• _Stored data_:
══════

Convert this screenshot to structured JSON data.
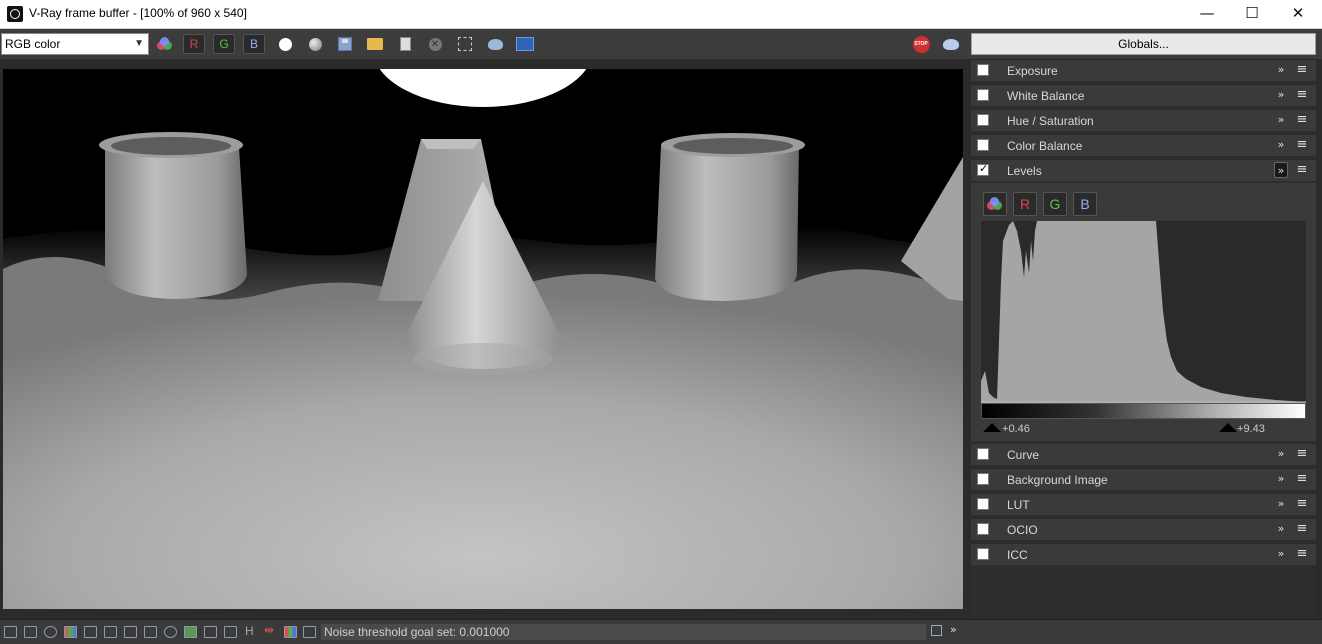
{
  "window": {
    "title": "V-Ray frame buffer - [100% of 960 x 540]",
    "minimize_glyph": "—",
    "maximize_glyph": "☐",
    "close_glyph": "✕"
  },
  "toolbar": {
    "channel_value": "RGB color",
    "r_label": "R",
    "g_label": "G",
    "b_label": "B",
    "globals_label": "Globals...",
    "stop_label": "STOP"
  },
  "corrections": [
    {
      "label": "Exposure",
      "checked": false
    },
    {
      "label": "White Balance",
      "checked": false
    },
    {
      "label": "Hue / Saturation",
      "checked": false
    },
    {
      "label": "Color Balance",
      "checked": false
    },
    {
      "label": "Levels",
      "checked": true
    },
    {
      "label": "Curve",
      "checked": false
    },
    {
      "label": "Background Image",
      "checked": false
    },
    {
      "label": "LUT",
      "checked": false
    },
    {
      "label": "OCIO",
      "checked": false
    },
    {
      "label": "ICC",
      "checked": false
    }
  ],
  "levels": {
    "r_label": "R",
    "g_label": "G",
    "b_label": "B",
    "low_value": "0.46",
    "high_value": "9.43"
  },
  "status": {
    "message": "Noise threshold goal set: 0.001000",
    "h_label": "H"
  },
  "colors": {
    "accent_red": "#e04050",
    "accent_green": "#60c040",
    "accent_blue": "#9aa8ff"
  }
}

══════

• _Written instruction_:
Set the pictures aside and transcribe the data above exactly.

• _The output_:
Convert this screenshot to structured JSON data.
{
  "window": {
    "title": "V-Ray frame buffer - [100% of 960 x 540]",
    "minimize_glyph": "—",
    "maximize_glyph": "☐",
    "close_glyph": "✕"
  },
  "toolbar": {
    "channel_value": "RGB color",
    "r_label": "R",
    "g_label": "G",
    "b_label": "B",
    "globals_label": "Globals...",
    "stop_label": "STOP"
  },
  "corrections": [
    {
      "label": "Exposure",
      "checked": false
    },
    {
      "label": "White Balance",
      "checked": false
    },
    {
      "label": "Hue / Saturation",
      "checked": false
    },
    {
      "label": "Color Balance",
      "checked": false
    },
    {
      "label": "Levels",
      "checked": true
    },
    {
      "label": "Curve",
      "checked": false
    },
    {
      "label": "Background Image",
      "checked": false
    },
    {
      "label": "LUT",
      "checked": false
    },
    {
      "label": "OCIO",
      "checked": false
    },
    {
      "label": "ICC",
      "checked": false
    }
  ],
  "levels": {
    "r_label": "R",
    "g_label": "G",
    "b_label": "B",
    "low_value": "0.46",
    "high_value": "9.43"
  },
  "status": {
    "message": "Noise threshold goal set: 0.001000",
    "h_label": "H"
  },
  "colors": {
    "accent_red": "#e04050",
    "accent_green": "#60c040",
    "accent_blue": "#9aa8ff"
  }
}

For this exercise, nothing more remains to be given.